>> begin Data section
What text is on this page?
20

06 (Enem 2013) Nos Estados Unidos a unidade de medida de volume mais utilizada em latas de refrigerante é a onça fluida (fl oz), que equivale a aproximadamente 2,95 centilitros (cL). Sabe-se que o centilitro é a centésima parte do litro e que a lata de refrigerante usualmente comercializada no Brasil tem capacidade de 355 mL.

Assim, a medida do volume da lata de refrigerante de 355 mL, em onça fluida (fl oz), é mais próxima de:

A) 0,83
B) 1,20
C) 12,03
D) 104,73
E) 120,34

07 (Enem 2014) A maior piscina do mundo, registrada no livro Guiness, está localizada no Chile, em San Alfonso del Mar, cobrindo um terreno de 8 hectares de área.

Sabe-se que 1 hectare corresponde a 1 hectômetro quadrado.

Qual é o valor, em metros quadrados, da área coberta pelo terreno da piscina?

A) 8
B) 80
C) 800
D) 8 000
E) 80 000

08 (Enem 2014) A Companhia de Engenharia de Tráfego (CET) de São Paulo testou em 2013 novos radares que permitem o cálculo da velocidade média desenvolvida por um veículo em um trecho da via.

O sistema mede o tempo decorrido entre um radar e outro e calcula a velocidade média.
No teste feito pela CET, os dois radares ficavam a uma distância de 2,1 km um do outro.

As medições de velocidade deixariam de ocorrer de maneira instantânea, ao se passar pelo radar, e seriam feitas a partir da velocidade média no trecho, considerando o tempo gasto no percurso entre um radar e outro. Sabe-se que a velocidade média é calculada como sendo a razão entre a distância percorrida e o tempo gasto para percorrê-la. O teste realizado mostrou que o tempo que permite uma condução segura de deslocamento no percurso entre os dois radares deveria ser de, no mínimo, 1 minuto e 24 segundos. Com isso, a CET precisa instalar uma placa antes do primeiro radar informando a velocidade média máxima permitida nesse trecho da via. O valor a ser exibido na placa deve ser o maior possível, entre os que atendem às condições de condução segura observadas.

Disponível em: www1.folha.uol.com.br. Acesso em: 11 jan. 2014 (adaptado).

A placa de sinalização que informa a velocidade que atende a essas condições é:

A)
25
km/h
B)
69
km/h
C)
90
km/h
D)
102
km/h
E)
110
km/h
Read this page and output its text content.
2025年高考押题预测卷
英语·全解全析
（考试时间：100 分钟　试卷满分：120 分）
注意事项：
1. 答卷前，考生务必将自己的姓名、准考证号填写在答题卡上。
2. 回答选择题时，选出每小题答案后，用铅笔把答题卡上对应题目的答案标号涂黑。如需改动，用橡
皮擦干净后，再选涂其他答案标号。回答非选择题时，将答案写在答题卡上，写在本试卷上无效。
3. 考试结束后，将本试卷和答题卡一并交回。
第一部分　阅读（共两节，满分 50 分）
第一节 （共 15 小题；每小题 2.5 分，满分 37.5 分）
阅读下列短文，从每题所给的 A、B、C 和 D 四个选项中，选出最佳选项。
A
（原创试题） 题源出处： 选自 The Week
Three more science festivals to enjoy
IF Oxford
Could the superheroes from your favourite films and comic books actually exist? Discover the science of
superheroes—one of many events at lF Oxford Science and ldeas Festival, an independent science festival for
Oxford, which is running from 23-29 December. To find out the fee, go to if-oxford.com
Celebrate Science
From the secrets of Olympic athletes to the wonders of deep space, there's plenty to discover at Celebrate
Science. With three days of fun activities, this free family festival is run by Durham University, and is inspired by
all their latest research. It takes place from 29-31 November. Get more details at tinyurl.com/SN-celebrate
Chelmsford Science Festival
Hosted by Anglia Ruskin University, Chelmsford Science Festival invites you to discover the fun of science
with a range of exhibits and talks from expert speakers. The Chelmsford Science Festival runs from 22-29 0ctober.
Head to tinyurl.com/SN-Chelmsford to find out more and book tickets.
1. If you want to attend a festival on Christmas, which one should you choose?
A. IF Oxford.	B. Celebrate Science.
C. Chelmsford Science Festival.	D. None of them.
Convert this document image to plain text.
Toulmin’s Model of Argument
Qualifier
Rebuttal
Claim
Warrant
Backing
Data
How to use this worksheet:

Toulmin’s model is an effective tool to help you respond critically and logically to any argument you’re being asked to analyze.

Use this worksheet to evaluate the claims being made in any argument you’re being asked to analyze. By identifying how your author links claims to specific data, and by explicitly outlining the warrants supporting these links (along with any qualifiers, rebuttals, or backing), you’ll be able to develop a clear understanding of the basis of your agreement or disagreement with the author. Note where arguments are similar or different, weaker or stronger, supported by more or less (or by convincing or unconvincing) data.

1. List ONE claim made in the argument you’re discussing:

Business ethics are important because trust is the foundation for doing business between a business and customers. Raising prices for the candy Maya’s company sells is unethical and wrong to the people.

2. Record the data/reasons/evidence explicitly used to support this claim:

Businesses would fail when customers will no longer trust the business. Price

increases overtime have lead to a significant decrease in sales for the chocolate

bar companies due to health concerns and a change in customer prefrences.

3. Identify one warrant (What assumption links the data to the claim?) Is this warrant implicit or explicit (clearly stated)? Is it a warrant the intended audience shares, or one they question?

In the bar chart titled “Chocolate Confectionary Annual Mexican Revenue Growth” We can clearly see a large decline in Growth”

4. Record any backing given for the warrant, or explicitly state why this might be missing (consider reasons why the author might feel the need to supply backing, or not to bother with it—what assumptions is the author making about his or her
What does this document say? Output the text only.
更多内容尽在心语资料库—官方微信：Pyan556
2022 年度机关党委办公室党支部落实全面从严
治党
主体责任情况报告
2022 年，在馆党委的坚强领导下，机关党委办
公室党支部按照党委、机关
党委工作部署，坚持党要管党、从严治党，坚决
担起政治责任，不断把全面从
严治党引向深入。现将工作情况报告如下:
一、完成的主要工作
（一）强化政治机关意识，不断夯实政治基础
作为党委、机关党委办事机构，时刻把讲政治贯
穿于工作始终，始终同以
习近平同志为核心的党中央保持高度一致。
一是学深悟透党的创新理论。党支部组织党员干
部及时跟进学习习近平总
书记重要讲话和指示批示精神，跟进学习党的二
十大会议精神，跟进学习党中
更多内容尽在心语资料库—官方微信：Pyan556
>> end Data section
#### Task description
Every record above needs to be repeated word for word.

#### Exercise answer
What text is on this page?
20

06 (Enem 2013) Nos Estados Unidos a unidade de medida de volume mais utilizada em latas de refrigerante é a onça fluida (fl oz), que equivale a aproximadamente 2,95 centilitros (cL). Sabe-se que o centilitro é a centésima parte do litro e que a lata de refrigerante usualmente comercializada no Brasil tem capacidade de 355 mL.

Assim, a medida do volume da lata de refrigerante de 355 mL, em onça fluida (fl oz), é mais próxima de:

A) 0,83
B) 1,20
C) 12,03
D) 104,73
E) 120,34

07 (Enem 2014) A maior piscina do mundo, registrada no livro Guiness, está localizada no Chile, em San Alfonso del Mar, cobrindo um terreno de 8 hectares de área.

Sabe-se que 1 hectare corresponde a 1 hectômetro quadrado.

Qual é o valor, em metros quadrados, da área coberta pelo terreno da piscina?

A) 8
B) 80
C) 800
D) 8 000
E) 80 000

08 (Enem 2014) A Companhia de Engenharia de Tráfego (CET) de São Paulo testou em 2013 novos radares que permitem o cálculo da velocidade média desenvolvida por um veículo em um trecho da via.

O sistema mede o tempo decorrido entre um radar e outro e calcula a velocidade média.
No teste feito pela CET, os dois radares ficavam a uma distância de 2,1 km um do outro.

As medições de velocidade deixariam de ocorrer de maneira instantânea, ao se passar pelo radar, e seriam feitas a partir da velocidade média no trecho, considerando o tempo gasto no percurso entre um radar e outro. Sabe-se que a velocidade média é calculada como sendo a razão entre a distância percorrida e o tempo gasto para percorrê-la. O teste realizado mostrou que o tempo que permite uma condução segura de deslocamento no percurso entre os dois radares deveria ser de, no mínimo, 1 minuto e 24 segundos. Com isso, a CET precisa instalar uma placa antes do primeiro radar informando a velocidade média máxima permitida nesse trecho da via. O valor a ser exibido na placa deve ser o maior possível, entre os que atendem às condições de condução segura observadas.

Disponível em: www1.folha.uol.com.br. Acesso em: 11 jan. 2014 (adaptado).

A placa de sinalização que informa a velocidade que atende a essas condições é:

A)
25
km/h
B)
69
km/h
C)
90
km/h
D)
102
km/h
E)
110
km/h
Read this page and output its text content.
2025年高考押题预测卷
英语·全解全析
（考试时间：100 分钟　试卷满分：120 分）
注意事项：
1. 答卷前，考生务必将自己的姓名、准考证号填写在答题卡上。
2. 回答选择题时，选出每小题答案后，用铅笔把答题卡上对应题目的答案标号涂黑。如需改动，用橡
皮擦干净后，再选涂其他答案标号。回答非选择题时，将答案写在答题卡上，写在本试卷上无效。
3. 考试结束后，将本试卷和答题卡一并交回。
第一部分　阅读（共两节，满分 50 分）
第一节 （共 15 小题；每小题 2.5 分，满分 37.5 分）
阅读下列短文，从每题所给的 A、B、C 和 D 四个选项中，选出最佳选项。
A
（原创试题） 题源出处： 选自 The Week
Three more science festivals to enjoy
IF Oxford
Could the superheroes from your favourite films and comic books actually exist? Discover the science of
superheroes—one of many events at lF Oxford Science and ldeas Festival, an independent science festival for
Oxford, which is running from 23-29 December. To find out the fee, go to if-oxford.com
Celebrate Science
From the secrets of Olympic athletes to the wonders of deep space, there's plenty to discover at Celebrate
Science. With three days of fun activities, this free family festival is run by Durham University, and is inspired by
all their latest research. It takes place from 29-31 November. Get more details at tinyurl.com/SN-celebrate
Chelmsford Science Festival
Hosted by Anglia Ruskin University, Chelmsford Science Festival invites you to discover the fun of science
with a range of exhibits and talks from expert speakers. The Chelmsford Science Festival runs from 22-29 0ctober.
Head to tinyurl.com/SN-Chelmsford to find out more and book tickets.
1. If you want to attend a festival on Christmas, which one should you choose?
A. IF Oxford.	B. Celebrate Science.
C. Chelmsford Science Festival.	D. None of them.
Convert this document image to plain text.
Toulmin’s Model of Argument
Qualifier
Rebuttal
Claim
Warrant
Backing
Data
How to use this worksheet:

Toulmin’s model is an effective tool to help you respond critically and logically to any argument you’re being asked to analyze.

Use this worksheet to evaluate the claims being made in any argument you’re being asked to analyze. By identifying how your author links claims to specific data, and by explicitly outlining the warrants supporting these links (along with any qualifiers, rebuttals, or backing), you’ll be able to develop a clear understanding of the basis of your agreement or disagreement with the author. Note where arguments are similar or different, weaker or stronger, supported by more or less (or by convincing or unconvincing) data.

1. List ONE claim made in the argument you’re discussing:

Business ethics are important because trust is the foundation for doing business between a business and customers. Raising prices for the candy Maya’s company sells is unethical and wrong to the people.

2. Record the data/reasons/evidence explicitly used to support this claim:

Businesses would fail when customers will no longer trust the business. Price

increases overtime have lead to a significant decrease in sales for the chocolate

bar companies due to health concerns and a change in customer prefrences.

3. Identify one warrant (What assumption links the data to the claim?) Is this warrant implicit or explicit (clearly stated)? Is it a warrant the intended audience shares, or one they question?

In the bar chart titled “Chocolate Confectionary Annual Mexican Revenue Growth” We can clearly see a large decline in Growth”

4. Record any backing given for the warrant, or explicitly state why this might be missing (consider reasons why the author might feel the need to supply backing, or not to bother with it—what assumptions is the author making about his or her
What does this document say? Output the text only.
更多内容尽在心语资料库—官方微信：Pyan556
2022 年度机关党委办公室党支部落实全面从严
治党
主体责任情况报告
2022 年，在馆党委的坚强领导下，机关党委办
公室党支部按照党委、机关
党委工作部署，坚持党要管党、从严治党，坚决
担起政治责任，不断把全面从
严治党引向深入。现将工作情况报告如下:
一、完成的主要工作
（一）强化政治机关意识，不断夯实政治基础
作为党委、机关党委办事机构，时刻把讲政治贯
穿于工作始终，始终同以
习近平同志为核心的党中央保持高度一致。
一是学深悟透党的创新理论。党支部组织党员干
部及时跟进学习习近平总
书记重要讲话和指示批示精神，跟进学习党的二
十大会议精神，跟进学习党中
更多内容尽在心语资料库—官方微信：Pyan556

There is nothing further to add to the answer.